AIM OF THE TASK: Return all lines below containing the word "values".

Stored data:
(begin)

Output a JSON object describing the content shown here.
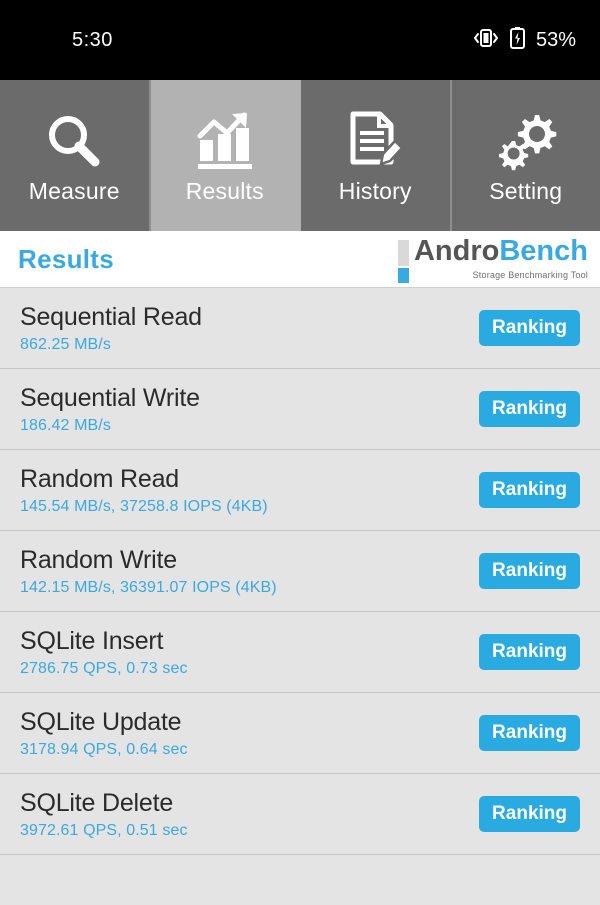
{
  "statusbar": {
    "time": "5:30",
    "battery_percent": "53%",
    "vibrate_icon": "vibrate-icon",
    "battery_icon": "battery-charging-icon"
  },
  "tabs": [
    {
      "label": "Measure",
      "icon": "magnifier-icon",
      "active": false
    },
    {
      "label": "Results",
      "icon": "bar-chart-icon",
      "active": true
    },
    {
      "label": "History",
      "icon": "document-pen-icon",
      "active": false
    },
    {
      "label": "Setting",
      "icon": "gears-icon",
      "active": false
    }
  ],
  "header": {
    "title": "Results",
    "logo_andro": "Andro",
    "logo_bench": "Bench",
    "logo_tagline": "Storage Benchmarking Tool"
  },
  "colors": {
    "accent_blue": "#29abe2",
    "value_blue": "#3aa9e0",
    "tab_inactive": "#6b6b6b",
    "tab_active": "#b2b2b2",
    "list_bg": "#e4e4e4"
  },
  "results": [
    {
      "name": "Sequential Read",
      "value": "862.25 MB/s",
      "button": "Ranking"
    },
    {
      "name": "Sequential Write",
      "value": "186.42 MB/s",
      "button": "Ranking"
    },
    {
      "name": "Random Read",
      "value": "145.54 MB/s, 37258.8 IOPS (4KB)",
      "button": "Ranking"
    },
    {
      "name": "Random Write",
      "value": "142.15 MB/s, 36391.07 IOPS (4KB)",
      "button": "Ranking"
    },
    {
      "name": "SQLite Insert",
      "value": "2786.75 QPS, 0.73 sec",
      "button": "Ranking"
    },
    {
      "name": "SQLite Update",
      "value": "3178.94 QPS, 0.64 sec",
      "button": "Ranking"
    },
    {
      "name": "SQLite Delete",
      "value": "3972.61 QPS, 0.51 sec",
      "button": "Ranking"
    }
  ]
}
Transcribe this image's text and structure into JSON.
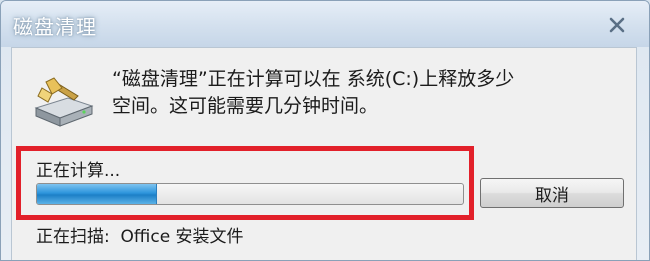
{
  "window": {
    "title": "磁盘清理"
  },
  "message": {
    "line1": "“磁盘清理”正在计算可以在 系统(C:)上释放多少",
    "line2": "空间。这可能需要几分钟时间。"
  },
  "status": {
    "label": "正在计算...",
    "progress_fraction": 0.28,
    "scanning": "正在扫描:  Office 安装文件"
  },
  "buttons": {
    "cancel_label": "取消"
  },
  "icons": {
    "close": "close-icon",
    "disk": "disk-cleanup-icon"
  },
  "colors": {
    "highlight": "#e2202a",
    "progress": "#2e95dc"
  }
}
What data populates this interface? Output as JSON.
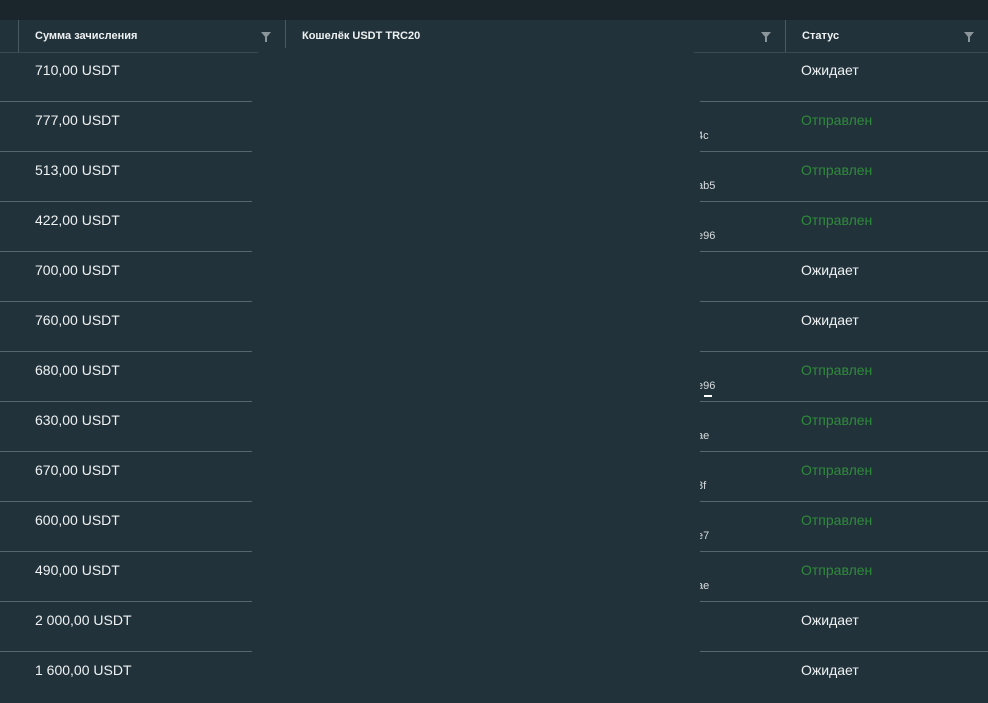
{
  "columns": {
    "amount": "Сумма зачисления",
    "wallet": "Кошелёк USDT TRC20",
    "status": "Статус"
  },
  "colors": {
    "background": "#22323a",
    "sent_status": "#2e8b3a",
    "text": "#eef2f3"
  },
  "icons": {
    "filter": "filter-icon"
  },
  "rows": [
    {
      "amount": "710,00 USDT",
      "wallet": "",
      "status": "Ожидает",
      "state": "pending"
    },
    {
      "amount": "777,00 USDT",
      "wallet": "4c",
      "status": "Отправлен",
      "state": "sent"
    },
    {
      "amount": "513,00 USDT",
      "wallet": "ab5",
      "status": "Отправлен",
      "state": "sent"
    },
    {
      "amount": "422,00 USDT",
      "wallet": "e96",
      "status": "Отправлен",
      "state": "sent"
    },
    {
      "amount": "700,00 USDT",
      "wallet": "",
      "status": "Ожидает",
      "state": "pending"
    },
    {
      "amount": "760,00 USDT",
      "wallet": "",
      "status": "Ожидает",
      "state": "pending"
    },
    {
      "amount": "680,00 USDT",
      "wallet": "e96",
      "status": "Отправлен",
      "state": "sent"
    },
    {
      "amount": "630,00 USDT",
      "wallet": "ae",
      "status": "Отправлен",
      "state": "sent"
    },
    {
      "amount": "670,00 USDT",
      "wallet": "3f",
      "status": "Отправлен",
      "state": "sent"
    },
    {
      "amount": "600,00 USDT",
      "wallet": "e7",
      "status": "Отправлен",
      "state": "sent"
    },
    {
      "amount": "490,00 USDT",
      "wallet": "ae",
      "status": "Отправлен",
      "state": "sent"
    },
    {
      "amount": "2 000,00 USDT",
      "wallet": "",
      "status": "Ожидает",
      "state": "pending"
    },
    {
      "amount": "1 600,00 USDT",
      "wallet": "",
      "status": "Ожидает",
      "state": "pending"
    }
  ]
}
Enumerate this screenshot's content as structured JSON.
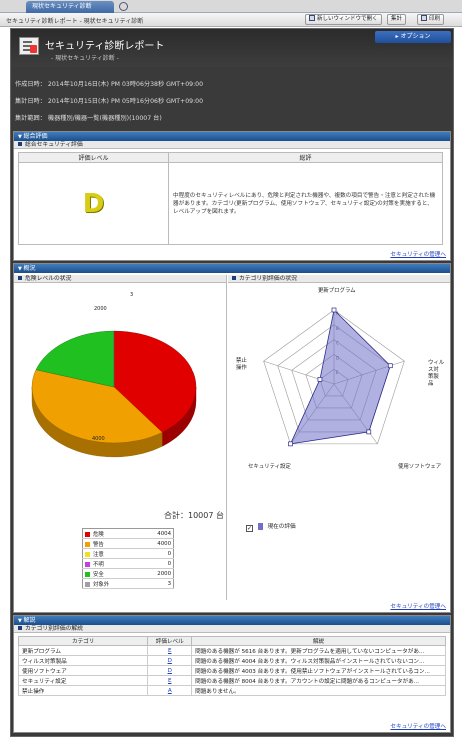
{
  "browser": {
    "tab_label": "現状セキュリティ診断",
    "breadcrumb": "セキュリティ診断レポート - 現状セキュリティ診断",
    "new_window_label": "新しいウィンドウで開く",
    "aggregate_label": "集計",
    "print_label": "印刷"
  },
  "report": {
    "title": "セキュリティ診断レポート",
    "subtitle": "- 現状セキュリティ診断 -",
    "option_label": "▸ オプション",
    "created": "作成日時：  2014年10月16日(木) PM 03時06分38秒 GMT+09:00",
    "aggregated": "集計日時：  2014年10月15日(木) PM 05時16分06秒 GMT+09:00",
    "scope": "集計範囲：  機器種別/機器一覧(機器種別)(10007 台)"
  },
  "overall": {
    "section_title": "総合評価",
    "sub_title": "総合セキュリティ評価",
    "col_level": "評価レベル",
    "col_comment": "総評",
    "grade": "D",
    "comment": "中程度のセキュリティレベルにあり、危険と判定された機器や、複数の項目で警告・注意と判定された機器があります。カテゴリ(更新プログラム、使用ソフトウェア、セキュリティ設定)の対策を実施すると、レベルアップを図れます。",
    "link": "セキュリティの管理へ"
  },
  "summary": {
    "section_title": "概況",
    "risk_title": "危険レベルの状況",
    "category_title": "カテゴリ別評価の状況",
    "total": "合計：10007 台",
    "link": "セキュリティの管理へ"
  },
  "chart_data": [
    {
      "type": "pie",
      "title": "危険レベルの状況",
      "slices": [
        {
          "name": "危険",
          "value": 4004,
          "color": "#e00000"
        },
        {
          "name": "警告",
          "value": 4000,
          "color": "#f0a000"
        },
        {
          "name": "注意",
          "value": 0,
          "color": "#f0e020"
        },
        {
          "name": "不明",
          "value": 0,
          "color": "#c040e0"
        },
        {
          "name": "安全",
          "value": 2000,
          "color": "#20c020"
        },
        {
          "name": "対象外",
          "value": 3,
          "color": "#a0a0a0"
        }
      ],
      "data_labels": [
        "3",
        "2000",
        "4004",
        "4000"
      ]
    },
    {
      "type": "radar",
      "title": "カテゴリ別評価の状況",
      "axes": [
        "更新プログラム",
        "ウィルス対策製品",
        "使用ソフトウェア",
        "セキュリティ設定",
        "禁止操作"
      ],
      "ticks": [
        "A",
        "B",
        "C",
        "D",
        "E"
      ],
      "series": [
        {
          "name": "現在の評価",
          "values": [
            1,
            2,
            2,
            1,
            5
          ],
          "color": "#7070c8"
        }
      ]
    }
  ],
  "details": {
    "section_title": "解説",
    "sub_title": "カテゴリ別評価の解説",
    "headers": [
      "カテゴリ",
      "評価レベル",
      "解説"
    ],
    "rows": [
      {
        "category": "更新プログラム",
        "level": "E",
        "desc": "問題のある機器が 5616 台あります。更新プログラムを適用していないコンピュータがあ..."
      },
      {
        "category": "ウィルス対策製品",
        "level": "D",
        "desc": "問題のある機器が 4004 台あります。ウィルス対策製品がインストールされていないコン..."
      },
      {
        "category": "使用ソフトウェア",
        "level": "D",
        "desc": "問題のある機器が 4003 台あります。使用禁止ソフトウェアがインストールされているコン..."
      },
      {
        "category": "セキュリティ設定",
        "level": "E",
        "desc": "問題のある機器が 8004 台あります。アカウントの設定に問題があるコンピュータがあ..."
      },
      {
        "category": "禁止操作",
        "level": "A",
        "desc": "問題ありません。"
      }
    ],
    "link": "セキュリティの管理へ"
  }
}
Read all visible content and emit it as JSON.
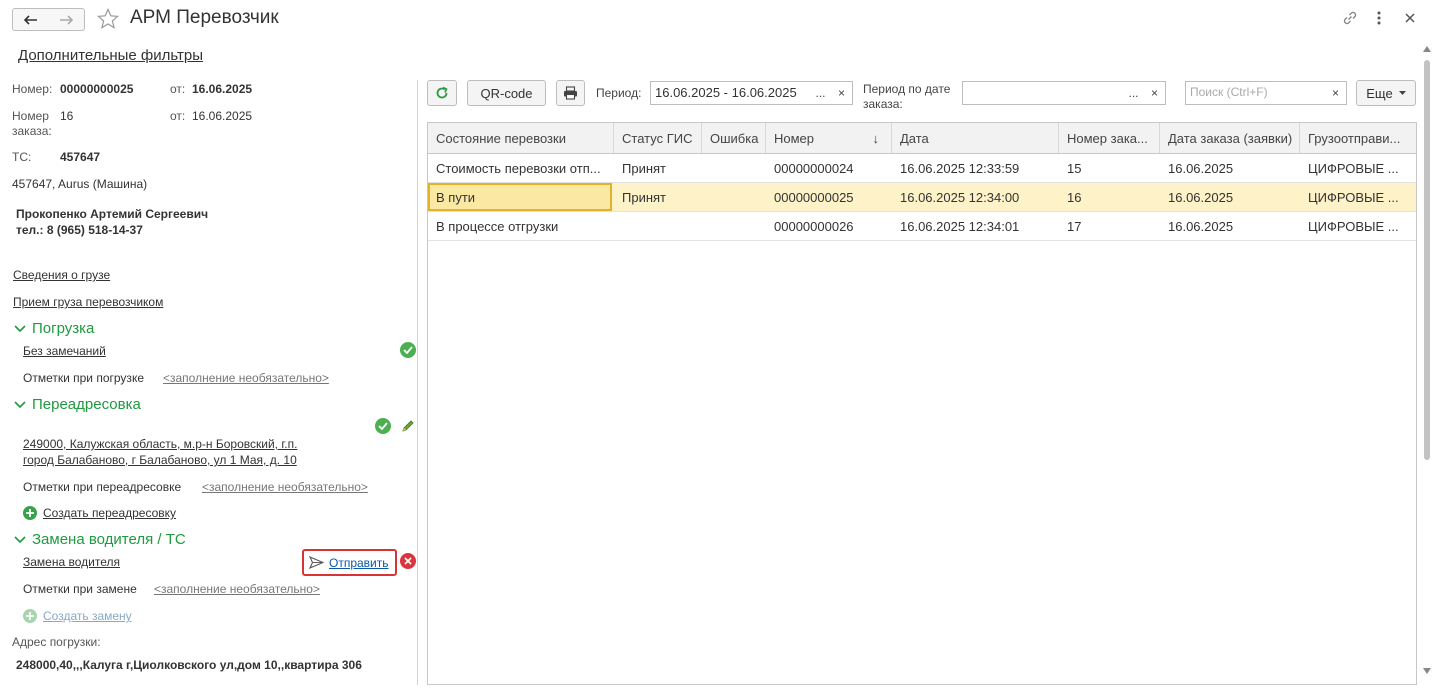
{
  "window": {
    "title": "АРМ Перевозчик"
  },
  "filters_link": "Дополнительные фильтры",
  "left": {
    "number_label": "Номер:",
    "number_value": "00000000025",
    "from_label": "от:",
    "from_value": "16.06.2025",
    "order_label": "Номер заказа:",
    "order_value": "16",
    "order_from_label": "от:",
    "order_from_value": "16.06.2025",
    "ts_label": "ТС:",
    "ts_value": "457647",
    "vehicle": "457647, Aurus (Машина)",
    "driver_name": "Прокопенко Артемий Сергеевич",
    "driver_phone": "тел.: 8 (965) 518-14-37",
    "cargo_info_link": "Сведения о грузе",
    "cargo_accept_link": "Прием груза перевозчиком",
    "loading": {
      "header": "Погрузка",
      "status_link": "Без замечаний",
      "notes_label": "Отметки при погрузке",
      "notes_value": "<заполнение необязательно>"
    },
    "redirect": {
      "header": "Переадресовка",
      "address_line1": "249000, Калужская область, м.р-н Боровский, г.п.",
      "address_line2": "город Балабаново, г Балабаново, ул 1 Мая, д. 10",
      "notes_label": "Отметки при переадресовке",
      "notes_value": "<заполнение необязательно>",
      "create_link": "Создать переадресовку"
    },
    "driver_change": {
      "header": "Замена водителя / ТС",
      "link": "Замена водителя",
      "send_label": "Отправить",
      "notes_label": "Отметки при замене",
      "notes_value": "<заполнение необязательно>",
      "create_link": "Создать замену"
    },
    "loading_address_label": "Адрес погрузки:",
    "loading_address_value": "248000,40,,,Калуга г,Циолковского ул,дом 10,,квартира 306"
  },
  "toolbar": {
    "qr_label": "QR-code",
    "period_label": "Период:",
    "period_value": "16.06.2025 - 16.06.2025",
    "period_dots": "...",
    "period_clear": "×",
    "order_period_label": "Период по дате заказа:",
    "order_period_value": "",
    "order_period_dots": "...",
    "order_period_clear": "×",
    "search_placeholder": "Поиск (Ctrl+F)",
    "search_clear": "×",
    "more_label": "Еще"
  },
  "grid": {
    "columns": [
      "Состояние перевозки",
      "Статус ГИС",
      "Ошибка",
      "Номер",
      "Дата",
      "Номер зака...",
      "Дата заказа (заявки)",
      "Грузоотправи..."
    ],
    "sort_indicator": "↓",
    "rows": [
      [
        "Стоимость перевозки отп...",
        "Принят",
        "",
        "00000000024",
        "16.06.2025 12:33:59",
        "15",
        "16.06.2025",
        "ЦИФРОВЫЕ ..."
      ],
      [
        "В пути",
        "Принят",
        "",
        "00000000025",
        "16.06.2025 12:34:00",
        "16",
        "16.06.2025",
        "ЦИФРОВЫЕ ..."
      ],
      [
        "В процессе отгрузки",
        "",
        "",
        "00000000026",
        "16.06.2025 12:34:01",
        "17",
        "16.06.2025",
        "ЦИФРОВЫЕ ..."
      ]
    ],
    "selected_row": 1
  },
  "colors": {
    "link": "#0b58a8",
    "section": "#1f9a3f",
    "ok": "#4caf50",
    "error": "#d9363e",
    "selection": "#fdf2c8"
  }
}
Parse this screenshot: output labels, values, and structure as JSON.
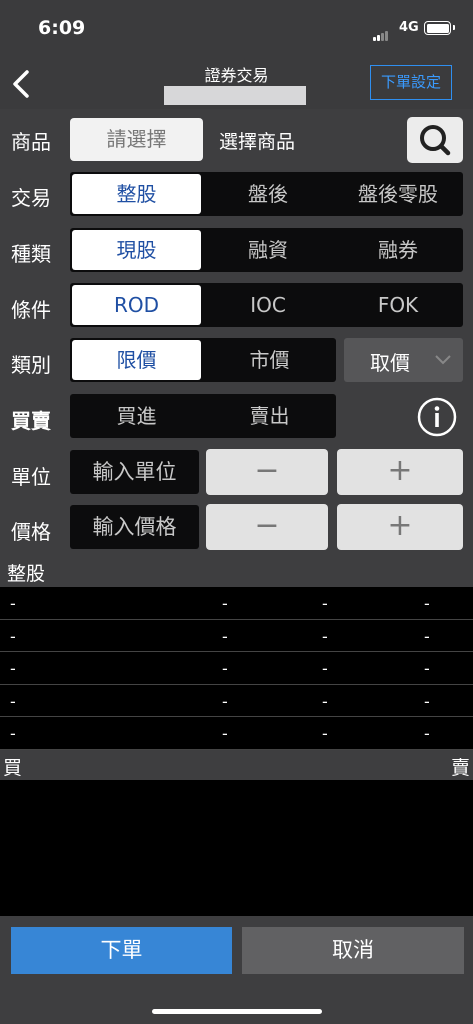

(end)

ANSWER TO THE EXERCISE:
          "values": [
Parse this screenshot: output labels, values, and structure as JSON.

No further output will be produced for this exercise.